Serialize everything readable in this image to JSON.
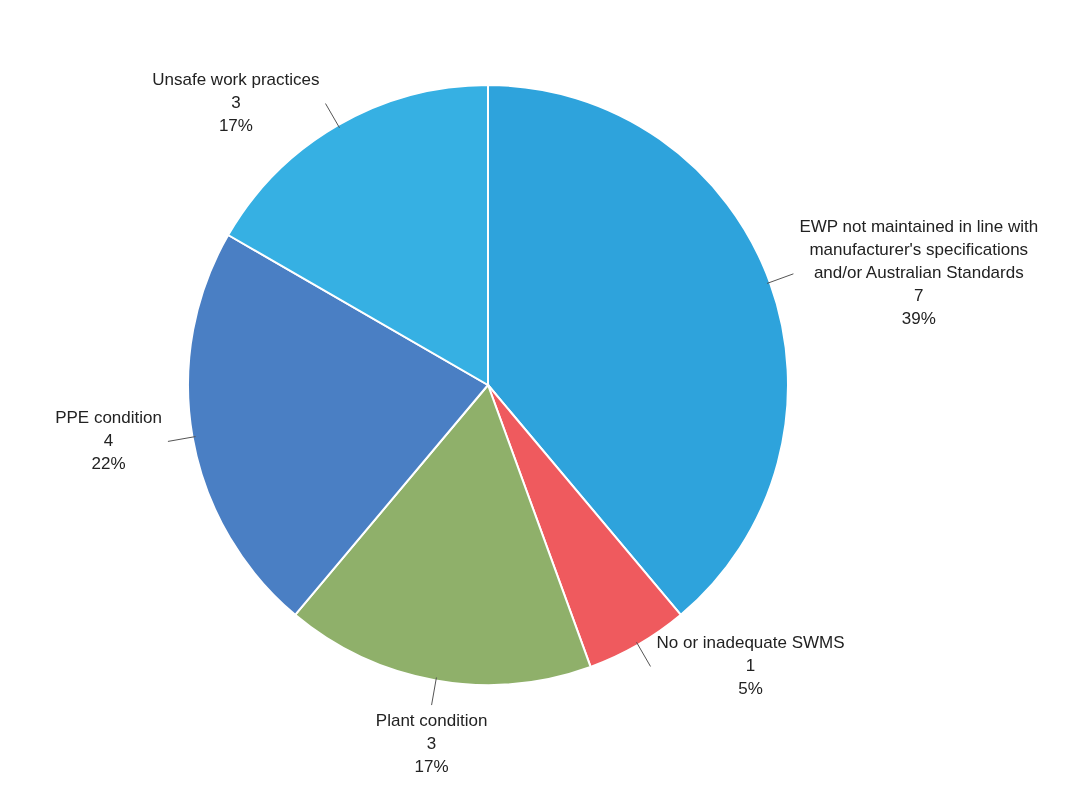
{
  "chart_data": {
    "type": "pie",
    "categories": [
      "EWP not maintained in line with manufacturer's specifications and/or Australian Standards",
      "No or inadequate SWMS",
      "Plant condition",
      "PPE condition",
      "Unsafe work practices"
    ],
    "values": [
      7,
      1,
      3,
      4,
      3
    ],
    "colors": [
      "#2ea3dc",
      "#ef5a5e",
      "#8fb06a",
      "#4a7fc4",
      "#36b0e3"
    ],
    "value_labels": [
      "7\n39%",
      "1\n5%",
      "3\n17%",
      "4\n22%",
      "3\n17%"
    ]
  }
}
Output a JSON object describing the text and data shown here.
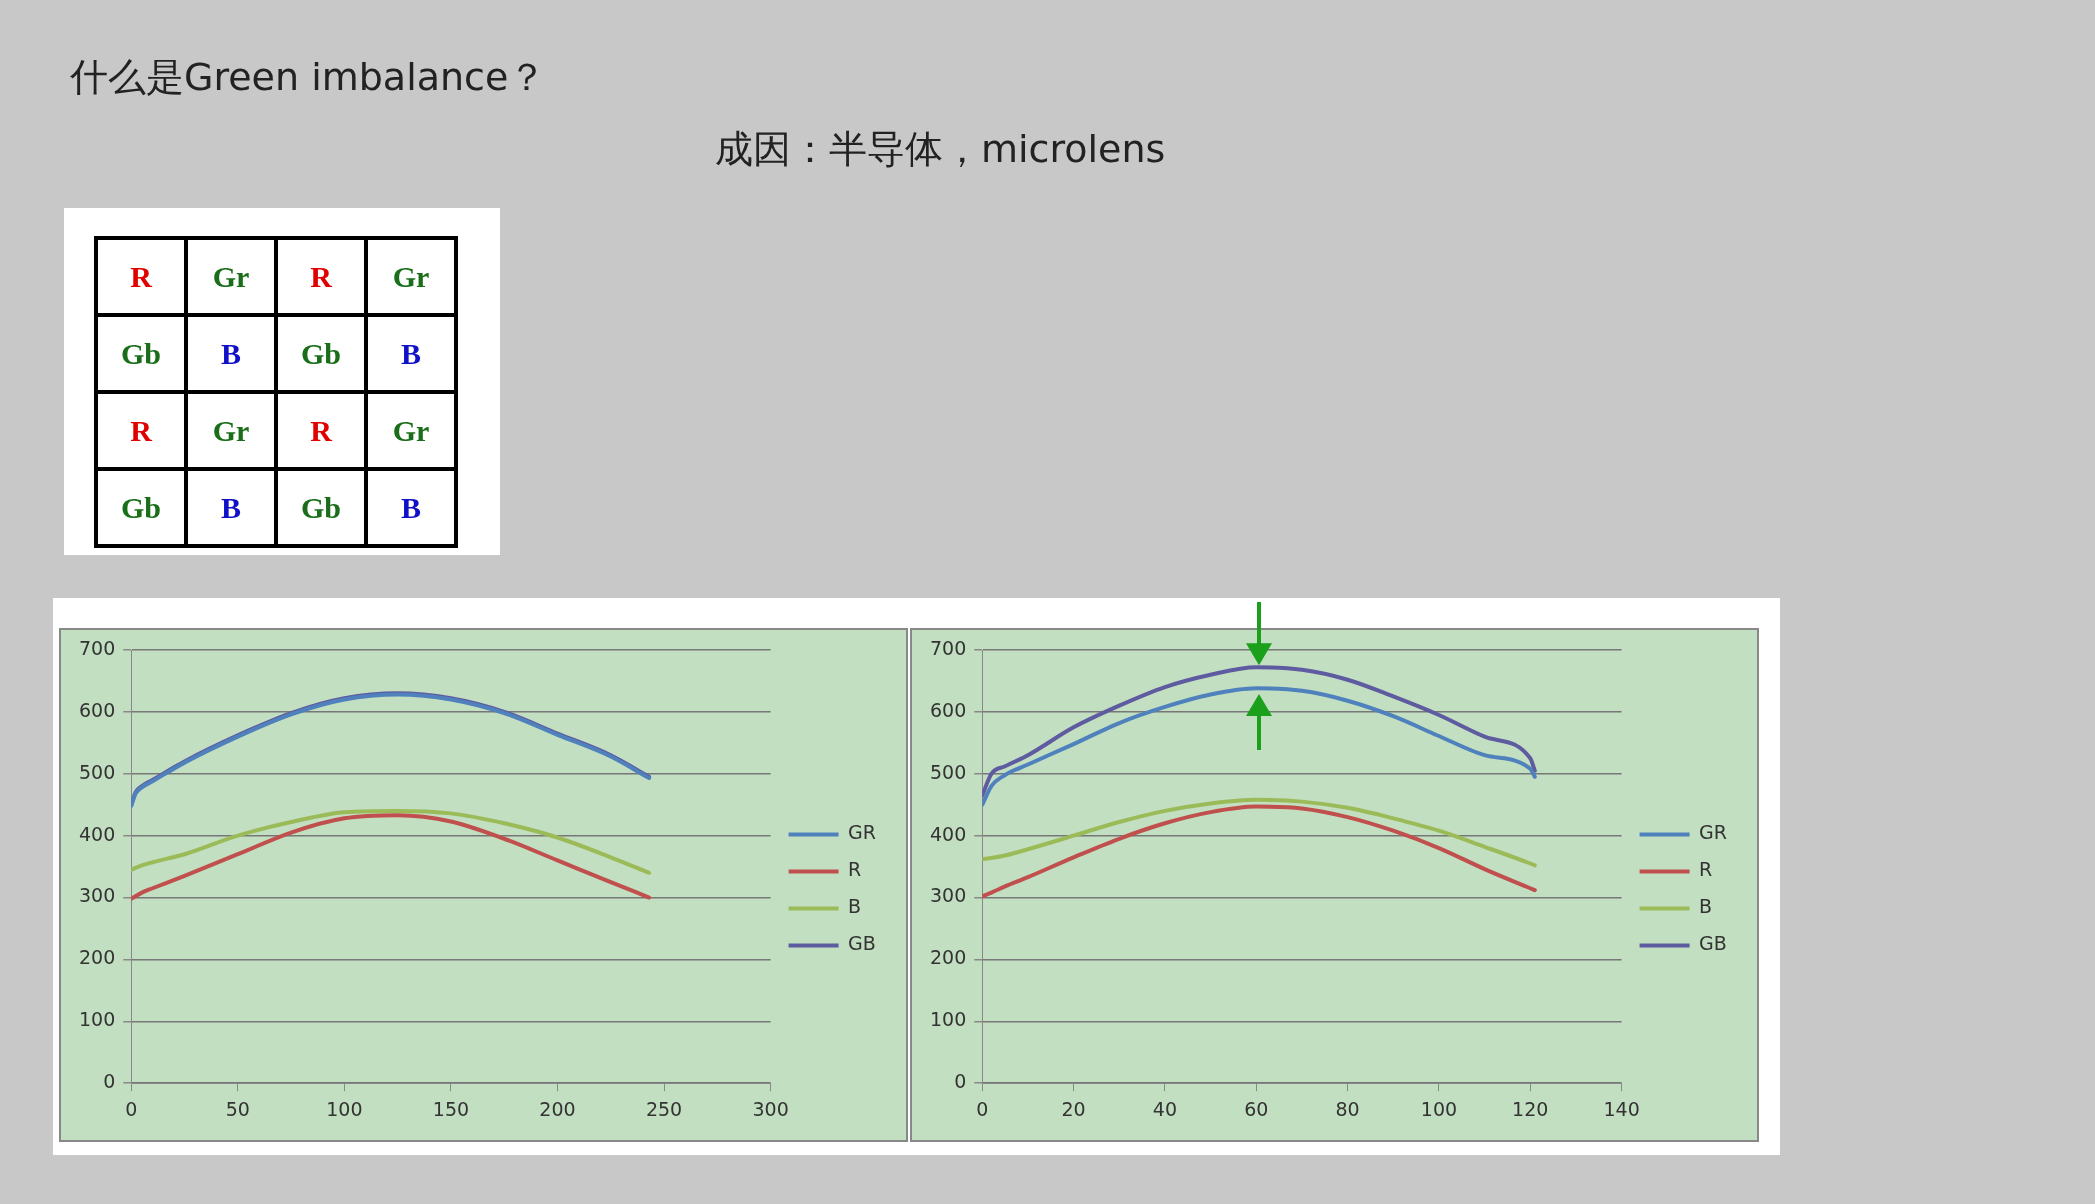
{
  "chart_data": [
    {
      "type": "other",
      "title": "什么是Green imbalance？",
      "subtitle": "成因：半导体，microlens",
      "annotations": [
        "R",
        "Gr",
        "R",
        "Gr",
        "Gb",
        "B",
        "Gb",
        "B",
        "R",
        "Gr",
        "R",
        "Gr",
        "Gb",
        "B",
        "Gb",
        "B"
      ],
      "colors": [
        "#e00000",
        "#1a6e1a",
        "#e00000",
        "#1a6e1a",
        "#1a6e1a",
        "#1010c8",
        "#1a6e1a",
        "#1010c8",
        "#e00000",
        "#1a6e1a",
        "#e00000",
        "#1a6e1a",
        "#1a6e1a",
        "#1010c8",
        "#1a6e1a",
        "#1010c8"
      ]
    },
    {
      "type": "line",
      "x": [
        0,
        2,
        5,
        10,
        25,
        50,
        75,
        100,
        125,
        150,
        175,
        200,
        225,
        243
      ],
      "series": [
        {
          "name": "GR",
          "color": "#4f81bd",
          "values": [
            448,
            468,
            478,
            488,
            518,
            560,
            596,
            620,
            628,
            620,
            598,
            563,
            528,
            493
          ]
        },
        {
          "name": "R",
          "color": "#c0504d",
          "values": [
            298,
            302,
            308,
            315,
            335,
            370,
            405,
            428,
            433,
            423,
            395,
            360,
            325,
            300
          ]
        },
        {
          "name": "B",
          "color": "#9bbb59",
          "values": [
            345,
            348,
            352,
            357,
            370,
            400,
            422,
            438,
            440,
            436,
            420,
            397,
            365,
            340
          ]
        },
        {
          "name": "GB",
          "color": "#5f5ba0",
          "values": [
            450,
            470,
            480,
            490,
            520,
            562,
            598,
            622,
            630,
            622,
            600,
            565,
            530,
            495
          ]
        }
      ],
      "xlim": [
        0,
        300
      ],
      "xticks": [
        0,
        50,
        100,
        150,
        200,
        250,
        300
      ],
      "ylim": [
        0,
        700
      ],
      "yticks": [
        0,
        100,
        200,
        300,
        400,
        500,
        600,
        700
      ],
      "grid": "y",
      "legend": "right",
      "marker": "none",
      "line_style": "solid"
    },
    {
      "type": "line",
      "x": [
        0,
        2,
        5,
        10,
        20,
        30,
        40,
        50,
        60,
        70,
        80,
        90,
        100,
        110,
        120,
        121
      ],
      "series": [
        {
          "name": "GR",
          "color": "#4f81bd",
          "values": [
            450,
            480,
            498,
            515,
            548,
            582,
            608,
            628,
            638,
            634,
            618,
            593,
            561,
            530,
            508,
            495
          ]
        },
        {
          "name": "R",
          "color": "#c0504d",
          "values": [
            302,
            308,
            318,
            333,
            365,
            395,
            420,
            438,
            447,
            444,
            430,
            408,
            380,
            346,
            315,
            312
          ]
        },
        {
          "name": "B",
          "color": "#9bbb59",
          "values": [
            362,
            364,
            368,
            378,
            400,
            422,
            440,
            452,
            458,
            455,
            445,
            428,
            408,
            382,
            355,
            352
          ]
        },
        {
          "name": "GB",
          "color": "#5f5ba0",
          "values": [
            465,
            500,
            512,
            530,
            575,
            610,
            640,
            660,
            672,
            668,
            652,
            625,
            595,
            560,
            525,
            505
          ]
        }
      ],
      "xlim": [
        0,
        140
      ],
      "xticks": [
        0,
        20,
        40,
        60,
        80,
        100,
        120,
        140
      ],
      "ylim": [
        0,
        700
      ],
      "yticks": [
        0,
        100,
        200,
        300,
        400,
        500,
        600,
        700
      ],
      "grid": "y",
      "legend": "right",
      "marker": "none",
      "line_style": "solid"
    }
  ]
}
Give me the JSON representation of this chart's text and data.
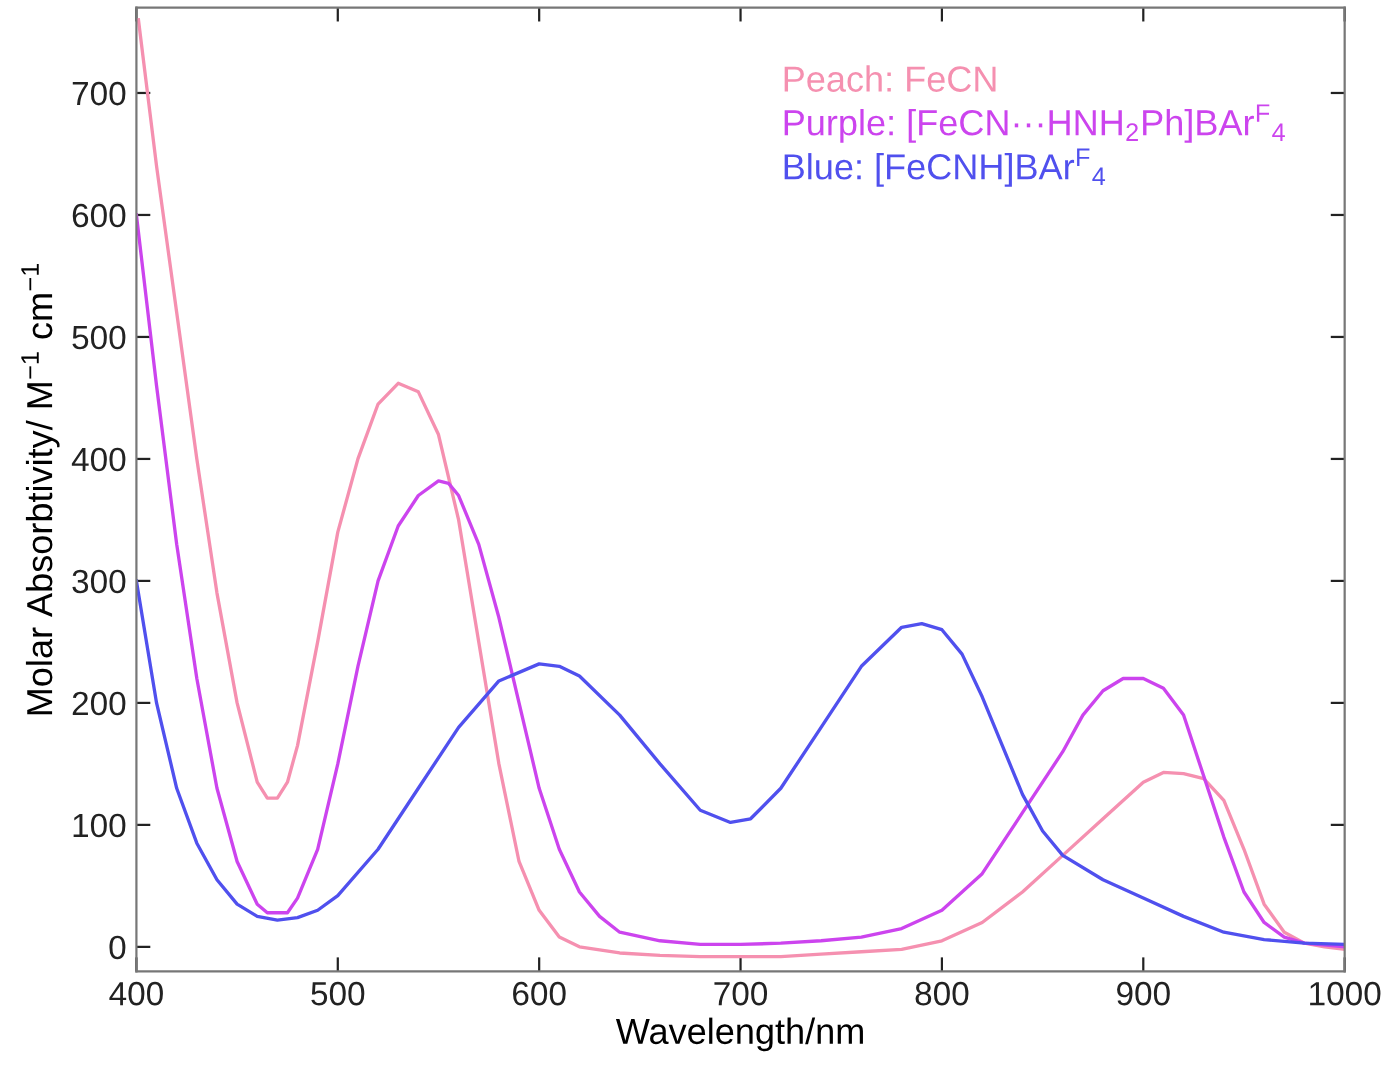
{
  "chart_data": {
    "type": "line",
    "xlabel": "Wavelength/nm",
    "ylabel": "Molar Absorbtivity/ M$^{−1}$ cm$^{−1}$",
    "xlim": [
      400,
      1000
    ],
    "xticks": [
      400,
      500,
      600,
      700,
      800,
      900,
      1000
    ],
    "ylim": [
      -20,
      770
    ],
    "yticks": [
      0,
      100,
      200,
      300,
      400,
      500,
      600,
      700
    ],
    "grid": false,
    "legend": "top right",
    "marker": "none",
    "line_style": "solid",
    "series": [
      {
        "name": "Peach: FeCN",
        "color": "#f590b0",
        "x": [
          401,
          410,
          420,
          430,
          440,
          450,
          460,
          465,
          470,
          475,
          480,
          490,
          500,
          510,
          520,
          530,
          540,
          550,
          560,
          570,
          580,
          590,
          600,
          610,
          620,
          640,
          660,
          680,
          700,
          720,
          740,
          760,
          780,
          800,
          820,
          840,
          860,
          880,
          900,
          910,
          920,
          930,
          940,
          950,
          960,
          970,
          980,
          990,
          1000
        ],
        "values": [
          760,
          640,
          520,
          400,
          290,
          200,
          135,
          122,
          122,
          135,
          165,
          250,
          340,
          400,
          445,
          462,
          455,
          420,
          350,
          250,
          150,
          70,
          30,
          8,
          0,
          -5,
          -7,
          -8,
          -8,
          -8,
          -6,
          -4,
          -2,
          5,
          20,
          45,
          75,
          105,
          135,
          143,
          142,
          138,
          120,
          80,
          35,
          12,
          3,
          0,
          -2
        ]
      },
      {
        "name": "Purple: [FeCN···HNH$_{2}$Ph]BAr$^{F}$$_{4}$",
        "color": "#cc44ee",
        "x": [
          400,
          410,
          420,
          430,
          440,
          450,
          460,
          465,
          475,
          480,
          490,
          500,
          510,
          520,
          530,
          540,
          550,
          555,
          560,
          570,
          580,
          590,
          600,
          610,
          620,
          630,
          640,
          660,
          680,
          700,
          720,
          740,
          760,
          780,
          800,
          820,
          840,
          860,
          870,
          880,
          890,
          900,
          910,
          920,
          930,
          940,
          950,
          960,
          970,
          980,
          1000
        ],
        "values": [
          600,
          460,
          330,
          220,
          130,
          70,
          35,
          28,
          28,
          40,
          80,
          150,
          230,
          300,
          345,
          370,
          382,
          380,
          370,
          330,
          270,
          200,
          130,
          80,
          45,
          25,
          12,
          5,
          2,
          2,
          3,
          5,
          8,
          15,
          30,
          60,
          110,
          160,
          190,
          210,
          220,
          220,
          212,
          190,
          140,
          90,
          45,
          20,
          8,
          3,
          0
        ]
      },
      {
        "name": "Blue: [FeCNH]BAr$^{F}$$_{4}$",
        "color": "#5050ee",
        "x": [
          400,
          410,
          420,
          430,
          440,
          450,
          460,
          470,
          480,
          490,
          500,
          520,
          540,
          560,
          580,
          600,
          610,
          620,
          640,
          660,
          680,
          695,
          705,
          720,
          740,
          760,
          780,
          790,
          800,
          810,
          820,
          830,
          840,
          850,
          860,
          880,
          900,
          920,
          940,
          960,
          980,
          1000
        ],
        "values": [
          300,
          200,
          130,
          85,
          55,
          35,
          25,
          22,
          24,
          30,
          42,
          80,
          130,
          180,
          218,
          232,
          230,
          222,
          190,
          150,
          112,
          102,
          105,
          130,
          180,
          230,
          262,
          265,
          260,
          240,
          205,
          165,
          125,
          95,
          75,
          55,
          40,
          25,
          12,
          6,
          3,
          2
        ]
      }
    ]
  }
}
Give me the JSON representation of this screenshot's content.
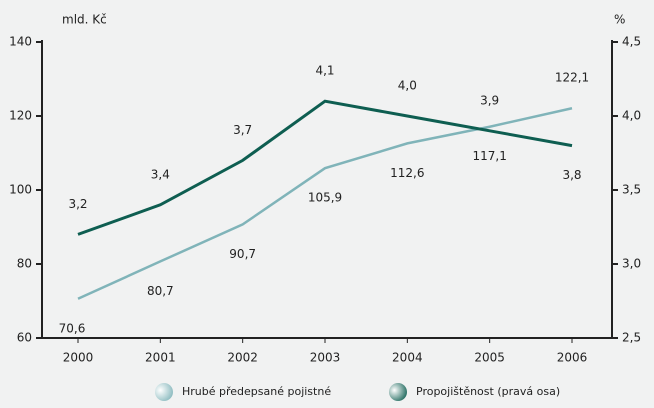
{
  "chart_data": {
    "type": "line",
    "y_label": "mld. Kč",
    "y2_label": "%",
    "categories": [
      "2000",
      "2001",
      "2002",
      "2003",
      "2004",
      "2005",
      "2006"
    ],
    "series": [
      {
        "name": "Hrubé předepsané pojistné",
        "color": "#80b4b9",
        "values": [
          70.6,
          80.7,
          90.7,
          105.9,
          112.6,
          117.1,
          122.1
        ],
        "value_labels": [
          "70,6",
          "80,7",
          "90,7",
          "105,9",
          "112,6",
          "117,1",
          "122,1"
        ]
      },
      {
        "name": "Propojištěnost (pravá osa)",
        "color": "#0e5e51",
        "axis": "y2",
        "values": [
          3.2,
          3.4,
          3.7,
          4.1,
          4.0,
          3.9,
          3.8
        ],
        "value_labels": [
          "3,2",
          "3,4",
          "3,7",
          "4,1",
          "4,0",
          "3,9",
          "3,8"
        ]
      }
    ],
    "ylim": [
      60,
      140
    ],
    "yticks": [
      60,
      80,
      100,
      120,
      140
    ],
    "y2lim": [
      2.5,
      4.5
    ],
    "y2ticks": [
      {
        "value": 2.5,
        "label": "2,5"
      },
      {
        "value": 3.0,
        "label": "3,0"
      },
      {
        "value": 3.5,
        "label": "3,5"
      },
      {
        "value": 4.0,
        "label": "4,0"
      },
      {
        "value": 4.5,
        "label": "4,5"
      }
    ]
  }
}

◇ ◇ ◇

What needs to be done: Identify the lines that hold the word "Give". Copy every one of them.

Reply:
Give me the JSON representation of this chart's text and data.
Give me the JSON representation of this screenshot's content.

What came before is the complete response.